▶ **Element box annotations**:

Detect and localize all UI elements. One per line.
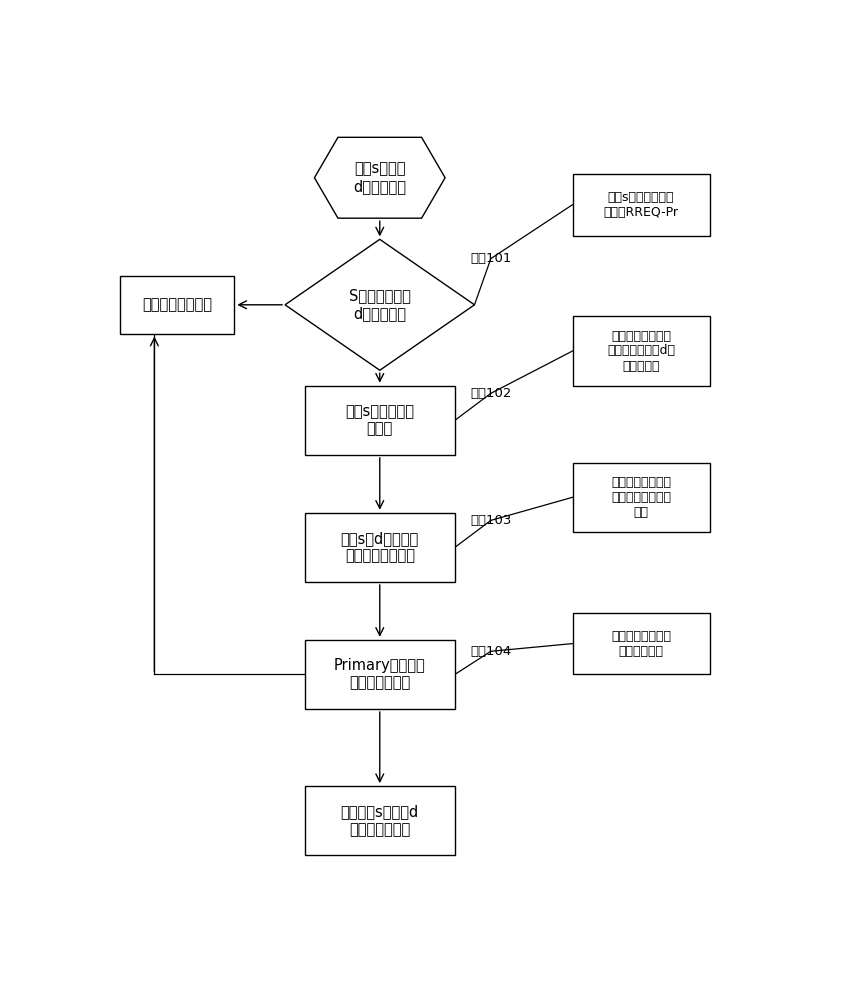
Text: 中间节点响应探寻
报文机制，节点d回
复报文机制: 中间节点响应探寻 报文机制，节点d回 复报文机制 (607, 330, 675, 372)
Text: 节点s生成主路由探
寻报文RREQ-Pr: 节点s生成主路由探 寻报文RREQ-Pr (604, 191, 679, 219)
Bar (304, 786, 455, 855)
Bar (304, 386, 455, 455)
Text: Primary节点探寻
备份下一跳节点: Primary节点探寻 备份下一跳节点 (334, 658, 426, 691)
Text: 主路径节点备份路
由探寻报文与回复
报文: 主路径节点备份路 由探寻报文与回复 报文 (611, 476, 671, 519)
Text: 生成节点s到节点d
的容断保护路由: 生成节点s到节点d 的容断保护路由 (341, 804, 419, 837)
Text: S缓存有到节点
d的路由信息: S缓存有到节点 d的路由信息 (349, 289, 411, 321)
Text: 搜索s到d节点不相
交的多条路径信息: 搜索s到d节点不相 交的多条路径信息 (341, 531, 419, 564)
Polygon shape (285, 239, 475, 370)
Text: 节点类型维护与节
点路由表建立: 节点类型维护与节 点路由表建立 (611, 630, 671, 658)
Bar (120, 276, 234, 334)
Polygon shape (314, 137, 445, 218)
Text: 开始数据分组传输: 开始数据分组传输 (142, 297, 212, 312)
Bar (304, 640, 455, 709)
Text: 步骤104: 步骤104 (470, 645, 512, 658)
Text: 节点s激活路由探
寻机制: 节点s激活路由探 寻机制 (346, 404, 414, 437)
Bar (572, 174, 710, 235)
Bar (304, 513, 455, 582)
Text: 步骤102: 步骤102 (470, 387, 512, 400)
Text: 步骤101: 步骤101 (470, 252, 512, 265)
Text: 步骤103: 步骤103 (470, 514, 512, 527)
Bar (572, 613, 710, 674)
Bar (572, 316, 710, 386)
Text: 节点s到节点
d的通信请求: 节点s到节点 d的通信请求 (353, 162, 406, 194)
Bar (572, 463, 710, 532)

--

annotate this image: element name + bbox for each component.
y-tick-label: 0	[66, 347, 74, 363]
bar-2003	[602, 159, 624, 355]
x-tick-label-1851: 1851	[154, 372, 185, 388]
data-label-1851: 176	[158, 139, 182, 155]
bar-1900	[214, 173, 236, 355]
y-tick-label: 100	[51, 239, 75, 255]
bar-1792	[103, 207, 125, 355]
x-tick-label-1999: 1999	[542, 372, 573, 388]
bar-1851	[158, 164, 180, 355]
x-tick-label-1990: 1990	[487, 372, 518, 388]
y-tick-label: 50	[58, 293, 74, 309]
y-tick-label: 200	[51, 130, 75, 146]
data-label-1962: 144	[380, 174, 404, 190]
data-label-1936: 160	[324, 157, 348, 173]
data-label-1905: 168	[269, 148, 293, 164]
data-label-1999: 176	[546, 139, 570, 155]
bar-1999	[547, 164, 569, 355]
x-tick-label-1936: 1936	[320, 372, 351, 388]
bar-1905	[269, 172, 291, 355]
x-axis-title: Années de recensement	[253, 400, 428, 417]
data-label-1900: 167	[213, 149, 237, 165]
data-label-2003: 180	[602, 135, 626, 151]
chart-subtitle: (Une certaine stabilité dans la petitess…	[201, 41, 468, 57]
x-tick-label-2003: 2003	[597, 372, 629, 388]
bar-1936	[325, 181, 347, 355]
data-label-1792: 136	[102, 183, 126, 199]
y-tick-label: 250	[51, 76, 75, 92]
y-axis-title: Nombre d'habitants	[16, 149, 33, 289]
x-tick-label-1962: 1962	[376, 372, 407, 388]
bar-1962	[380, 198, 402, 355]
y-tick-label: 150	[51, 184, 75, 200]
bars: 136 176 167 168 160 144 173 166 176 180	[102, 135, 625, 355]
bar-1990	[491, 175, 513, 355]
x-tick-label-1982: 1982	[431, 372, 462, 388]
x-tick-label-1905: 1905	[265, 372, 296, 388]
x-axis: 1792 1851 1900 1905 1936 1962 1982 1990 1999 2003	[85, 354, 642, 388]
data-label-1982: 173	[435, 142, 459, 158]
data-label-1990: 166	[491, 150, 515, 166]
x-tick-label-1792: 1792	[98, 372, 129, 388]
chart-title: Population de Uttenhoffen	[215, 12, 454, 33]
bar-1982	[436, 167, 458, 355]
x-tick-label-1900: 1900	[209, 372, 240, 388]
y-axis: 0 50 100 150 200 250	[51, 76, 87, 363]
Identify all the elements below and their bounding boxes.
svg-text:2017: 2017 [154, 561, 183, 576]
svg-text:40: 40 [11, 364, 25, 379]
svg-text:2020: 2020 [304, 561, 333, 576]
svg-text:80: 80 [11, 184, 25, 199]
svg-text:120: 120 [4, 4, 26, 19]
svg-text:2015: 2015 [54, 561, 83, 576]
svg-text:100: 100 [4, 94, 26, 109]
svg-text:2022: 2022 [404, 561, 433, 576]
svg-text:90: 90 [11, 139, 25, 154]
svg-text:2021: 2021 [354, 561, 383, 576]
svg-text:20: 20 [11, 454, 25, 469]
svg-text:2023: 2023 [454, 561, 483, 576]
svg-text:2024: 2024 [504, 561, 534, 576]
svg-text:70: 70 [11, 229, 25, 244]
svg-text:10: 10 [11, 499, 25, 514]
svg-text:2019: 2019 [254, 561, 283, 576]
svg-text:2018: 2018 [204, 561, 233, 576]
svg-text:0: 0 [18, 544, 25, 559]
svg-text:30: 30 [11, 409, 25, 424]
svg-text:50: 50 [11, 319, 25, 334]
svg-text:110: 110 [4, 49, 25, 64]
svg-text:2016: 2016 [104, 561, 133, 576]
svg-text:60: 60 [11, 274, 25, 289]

▶ **What you have to do**:
Gather every line in the rows above that contains the string "节点d回", copying each one in full.

▶ **The output**:
报文机制，节点d回
复报文机制: 中间节点响应探寻 报文机制，节点d回 复报文机制 (607, 330, 675, 372)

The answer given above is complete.